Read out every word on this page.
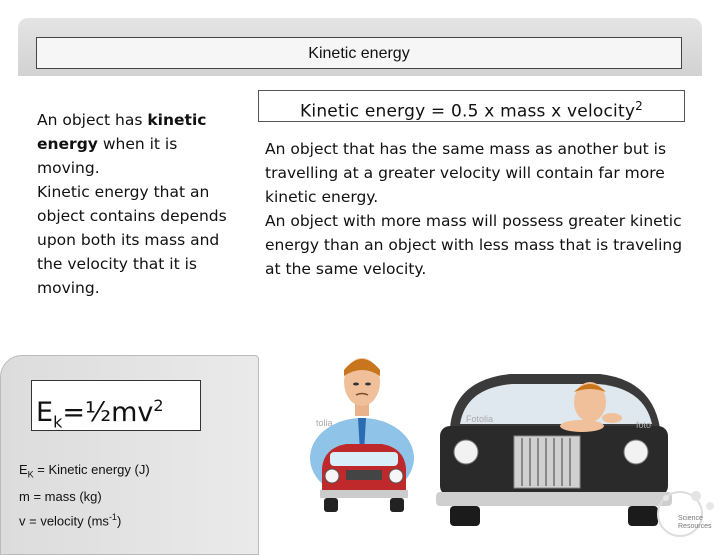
Kinetic energy

An object has kinetic energy when it is moving.

Kinetic energy that an object contains depends upon both its mass and the velocity that it is moving.

Kinetic energy = 0.5 x mass x velocity$^2$

An object that has the same mass as another but is travelling at a greater velocity will contain far more kinetic energy.

An object with more mass will possess greater kinetic energy than an object with less mass that is traveling at the same velocity.

$E_k=\frac{1}{2}mv^2$

$E_K$ = Kinetic energy (J)

m = mass (kg)

v = velocity $(ms^{-1})$

tolia	Fotolia
foto
Science Resources
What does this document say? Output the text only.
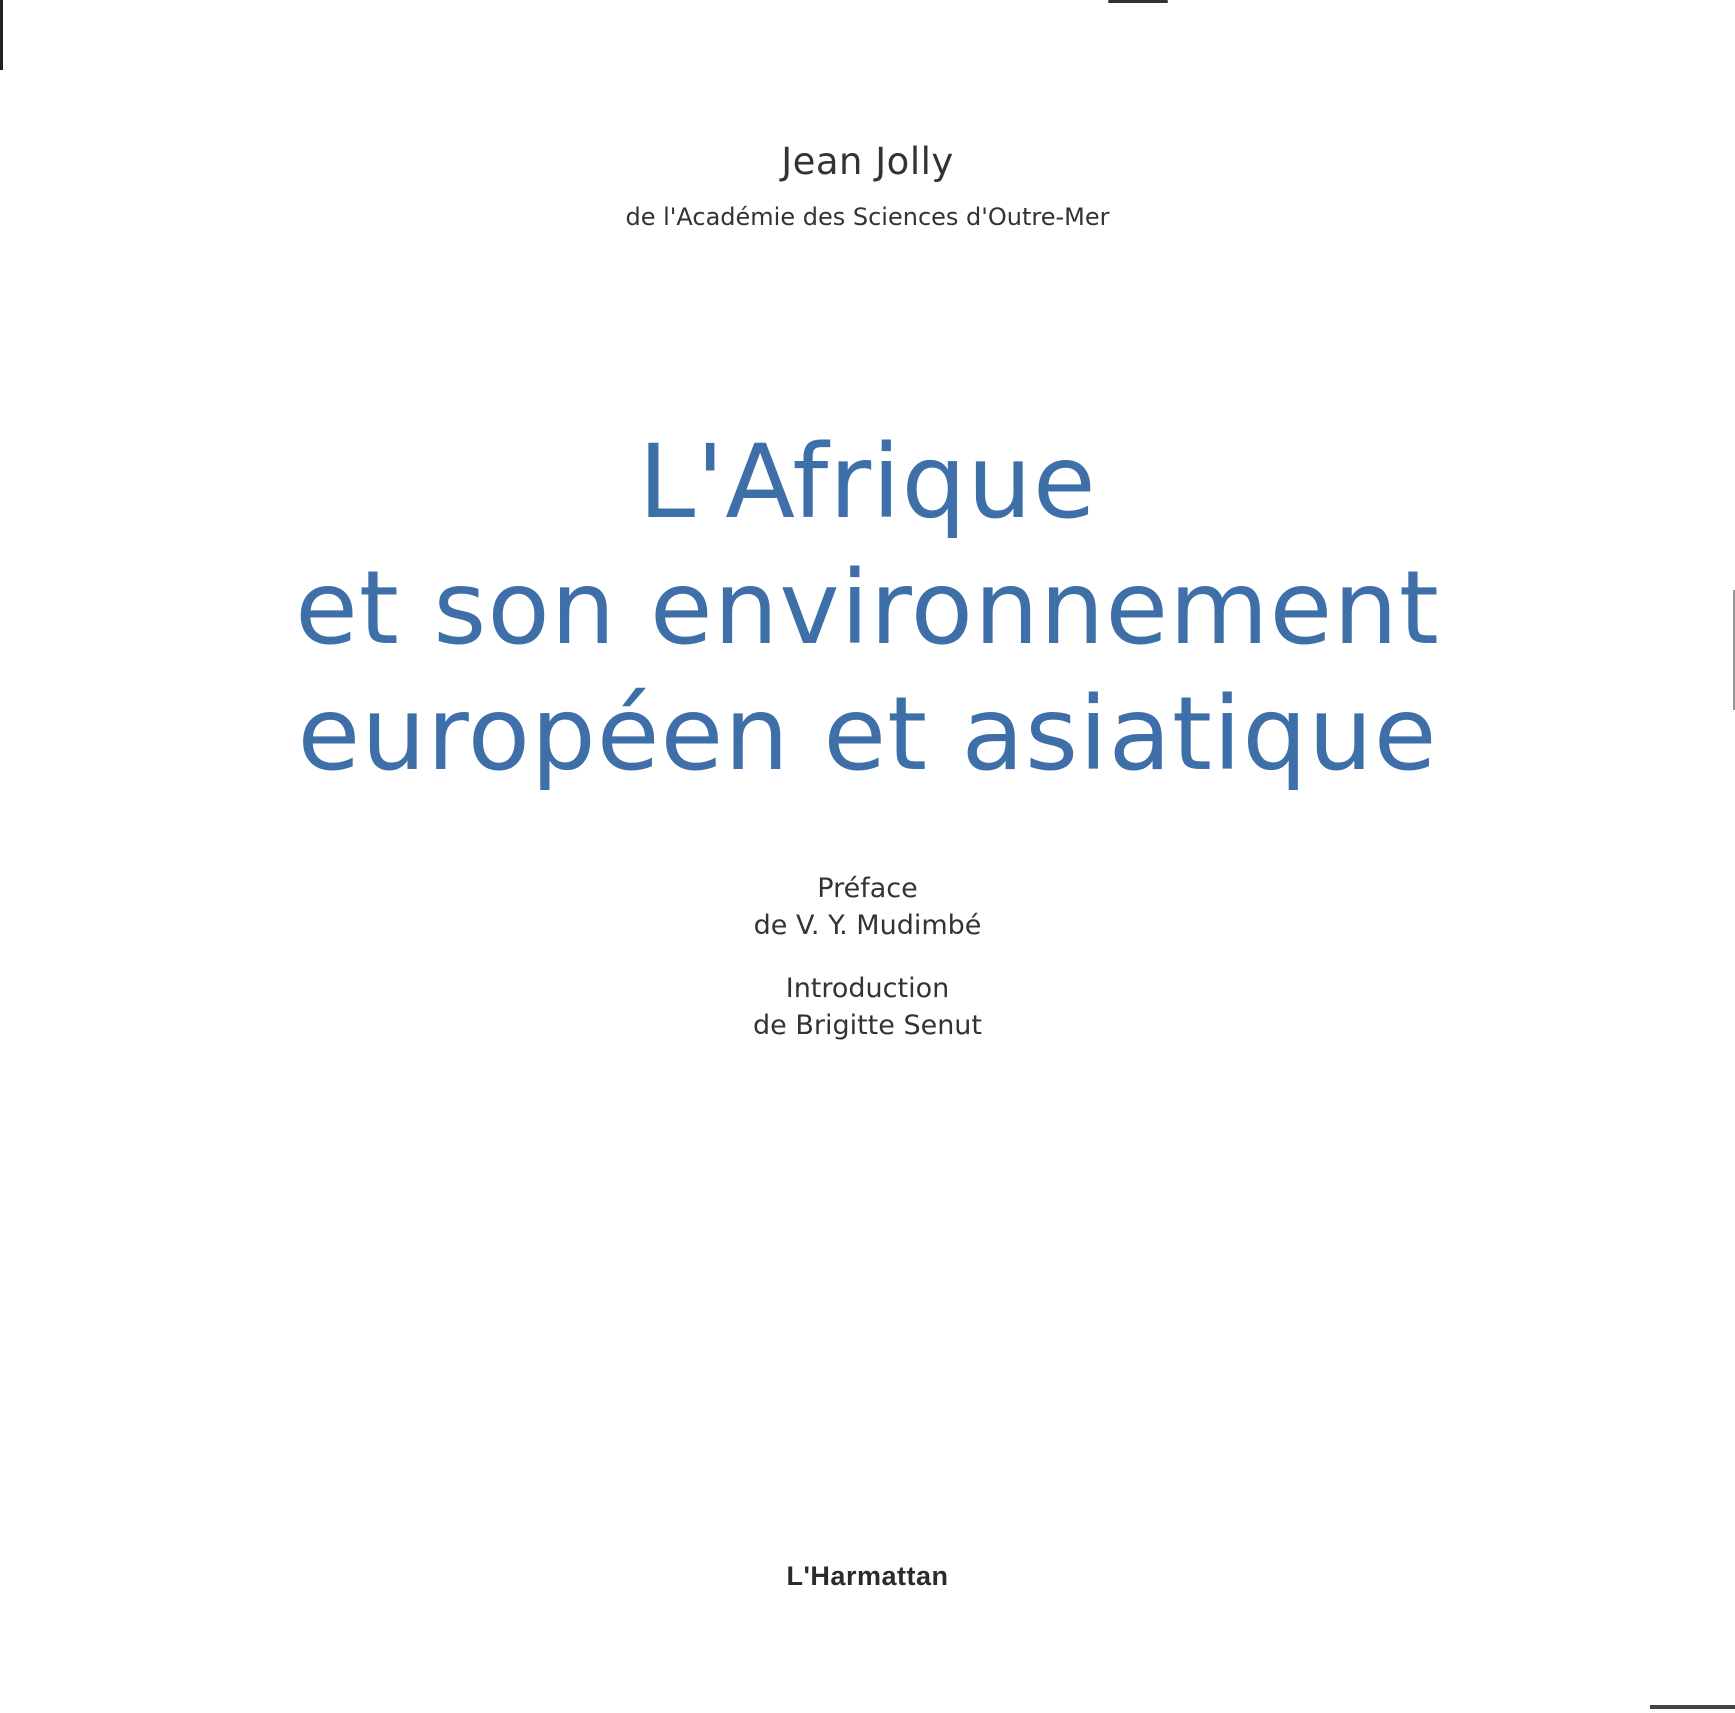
Jean Jolly
de l'Académie des Sciences d'Outre-Mer
L'Afrique
et son environnement
européen et asiatique
Préface
de V. Y. Mudimbé
Introduction
de Brigitte Senut
L'Harmattan
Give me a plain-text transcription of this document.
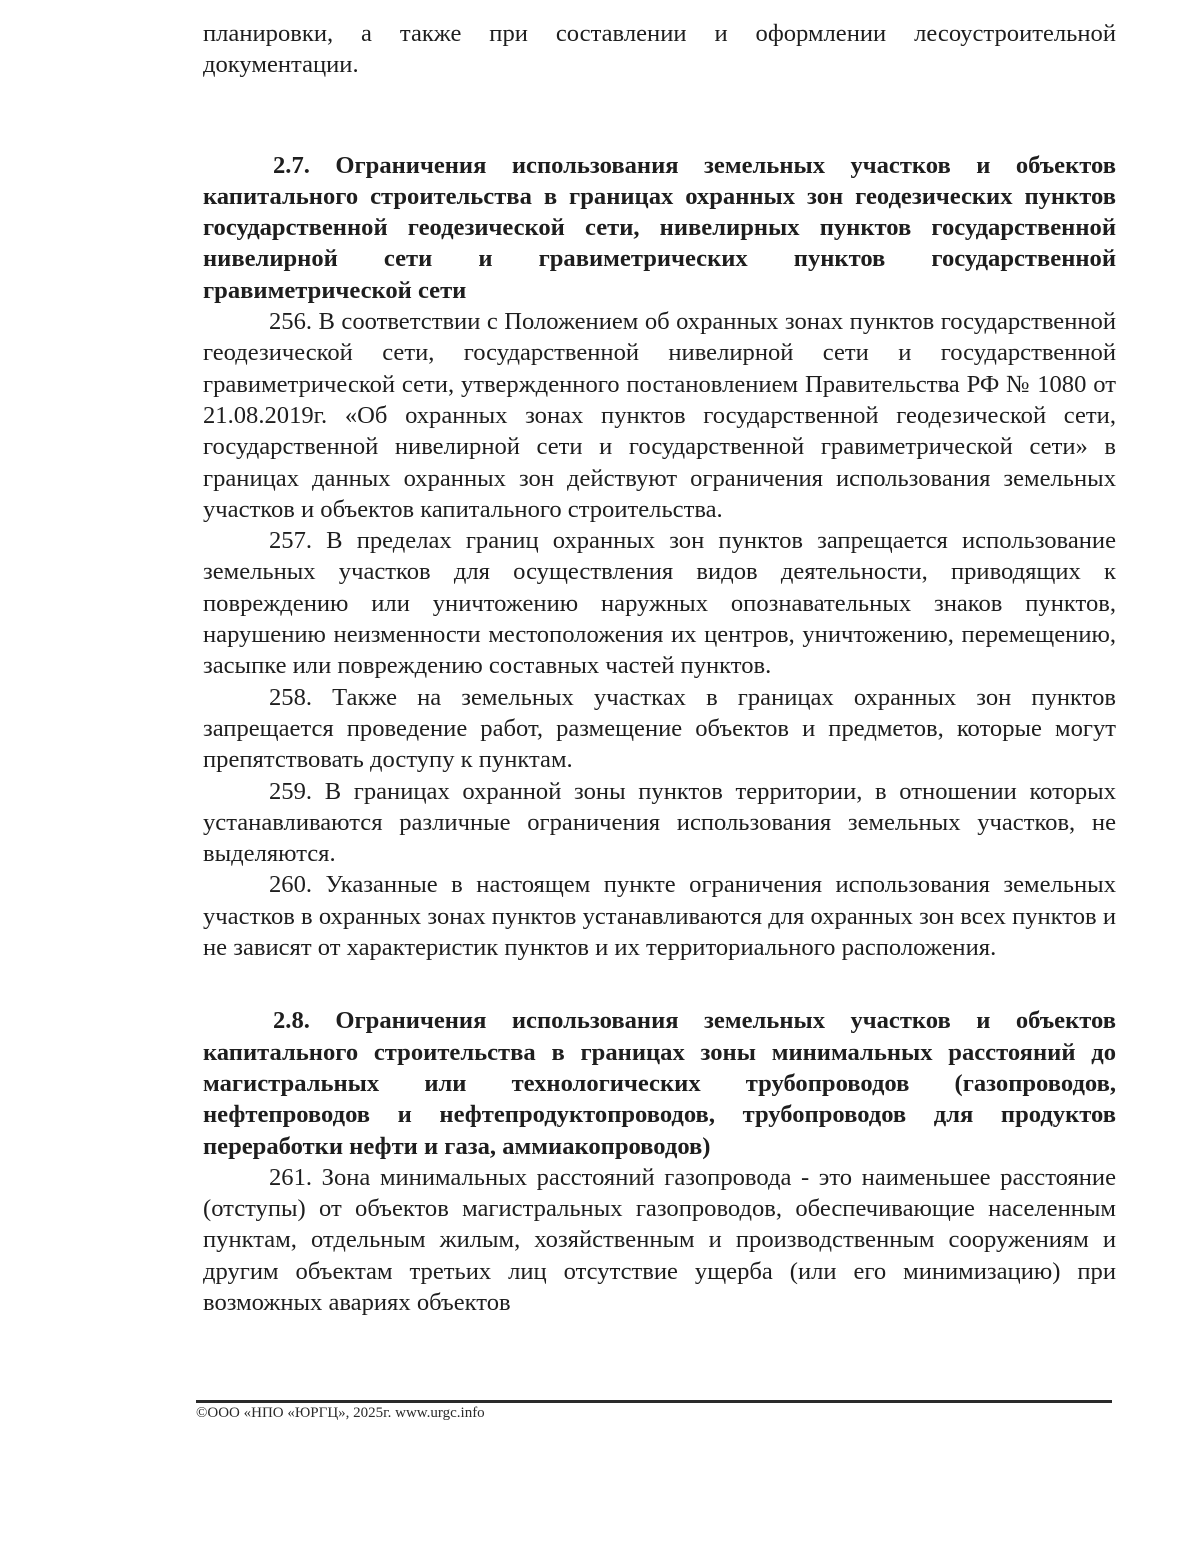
планировки, а также при составлении и оформлении лесоустроительной документации.

2.7. Ограничения использования земельных участков и объектов капитального строительства в границах охранных зон геодезических пунктов государственной геодезической сети, нивелирных пунктов государственной нивелирной сети и гравиметрических пунктов государственной гравиметрической сети

256. В соответствии с Положением об охранных зонах пунктов государственной геодезической сети, государственной нивелирной сети и государственной гравиметрической сети, утвержденного постановлением Правительства РФ № 1080 от 21.08.2019г. «Об охранных зонах пунктов государственной геодезической сети, государственной нивелирной сети и государственной гравиметрической сети» в границах данных охранных зон действуют ограничения использования земельных участков и объектов капитального строительства.

257. В пределах границ охранных зон пунктов запрещается использование земельных участков для осуществления видов деятельности, приводящих к повреждению или уничтожению наружных опознавательных знаков пунктов, нарушению неизменности местоположения их центров, уничтожению, перемещению, засыпке или повреждению составных частей пунктов.

258. Также на земельных участках в границах охранных зон пунктов запрещается проведение работ, размещение объектов и предметов, которые могут препятствовать доступу к пунктам.

259. В границах охранной зоны пунктов территории, в отношении которых устанавливаются различные ограничения использования земельных участков, не выделяются.

260. Указанные в настоящем пункте ограничения использования земельных участков в охранных зонах пунктов устанавливаются для охранных зон всех пунктов и не зависят от характеристик пунктов и их территориального расположения.

2.8. Ограничения использования земельных участков и объектов капитального строительства в границах зоны минимальных расстояний до магистральных или технологических трубопроводов (газопроводов, нефтепроводов и нефтепродуктопроводов, трубопроводов для продуктов переработки нефти и газа, аммиакопроводов)

261. Зона минимальных расстояний газопровода - это наименьшее расстояние (отступы) от объектов магистральных газопроводов, обеспечивающие населенным пунктам, отдельным жилым, хозяйственным и производственным сооружениям и другим объектам третьих лиц отсутствие ущерба (или его минимизацию) при возможных авариях объектов

©ООО «НПО «ЮРГЦ», 2025г. www.urgc.info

= = = = = = =

**Brief:**
Print out the material word for word, omitting the pictures.

**Result:**
Read out every word on this page.
Kinetic energy

An object has kinetic energy when it is moving.

Kinetic energy that an object contains depends upon both its mass and the velocity that it is moving.

Kinetic energy = 0.5 x mass x velocity$^2$

An object that has the same mass as another but is travelling at a greater velocity will contain far more kinetic energy.

An object with more mass will possess greater kinetic energy than an object with less mass that is traveling at the same velocity.

$E_k=\frac{1}{2}mv^2$

$E_K$ = Kinetic energy (J)

m = mass (kg)

v = velocity $(ms^{-1})$

tolia	Fotolia
foto
Science Resources
What does this document say? Output the text only.
Jean Jolly
de l'Académie des Sciences d'Outre-Mer
L'Afrique
et son environnement
européen et asiatique
Préface
de V. Y. Mudimbé
Introduction
de Brigitte Senut
L'Harmattan
Give me a plain-text transcription of this document.
планировки, а также при составлении и оформлении лесоустроительной документации.

2.7. Ограничения использования земельных участков и объектов капитального строительства в границах охранных зон геодезических пунктов государственной геодезической сети, нивелирных пунктов государственной нивелирной сети и гравиметрических пунктов государственной гравиметрической сети

256. В соответствии с Положением об охранных зонах пунктов государственной геодезической сети, государственной нивелирной сети и государственной гравиметрической сети, утвержденного постановлением Правительства РФ № 1080 от 21.08.2019г. «Об охранных зонах пунктов государственной геодезической сети, государственной нивелирной сети и государственной гравиметрической сети» в границах данных охранных зон действуют ограничения использования земельных участков и объектов капитального строительства.

257. В пределах границ охранных зон пунктов запрещается использование земельных участков для осуществления видов деятельности, приводящих к повреждению или уничтожению наружных опознавательных знаков пунктов, нарушению неизменности местоположения их центров, уничтожению, перемещению, засыпке или повреждению составных частей пунктов.

258. Также на земельных участках в границах охранных зон пунктов запрещается проведение работ, размещение объектов и предметов, которые могут препятствовать доступу к пунктам.

259. В границах охранной зоны пунктов территории, в отношении которых устанавливаются различные ограничения использования земельных участков, не выделяются.

260. Указанные в настоящем пункте ограничения использования земельных участков в охранных зонах пунктов устанавливаются для охранных зон всех пунктов и не зависят от характеристик пунктов и их территориального расположения.

2.8. Ограничения использования земельных участков и объектов капитального строительства в границах зоны минимальных расстояний до магистральных или технологических трубопроводов (газопроводов, нефтепроводов и нефтепродуктопроводов, трубопроводов для продуктов переработки нефти и газа, аммиакопроводов)

261. Зона минимальных расстояний газопровода - это наименьшее расстояние (отступы) от объектов магистральных газопроводов, обеспечивающие населенным пунктам, отдельным жилым, хозяйственным и производственным сооружениям и другим объектам третьих лиц отсутствие ущерба (или его минимизацию) при возможных авариях объектов

©ООО «НПО «ЮРГЦ», 2025г. www.urgc.info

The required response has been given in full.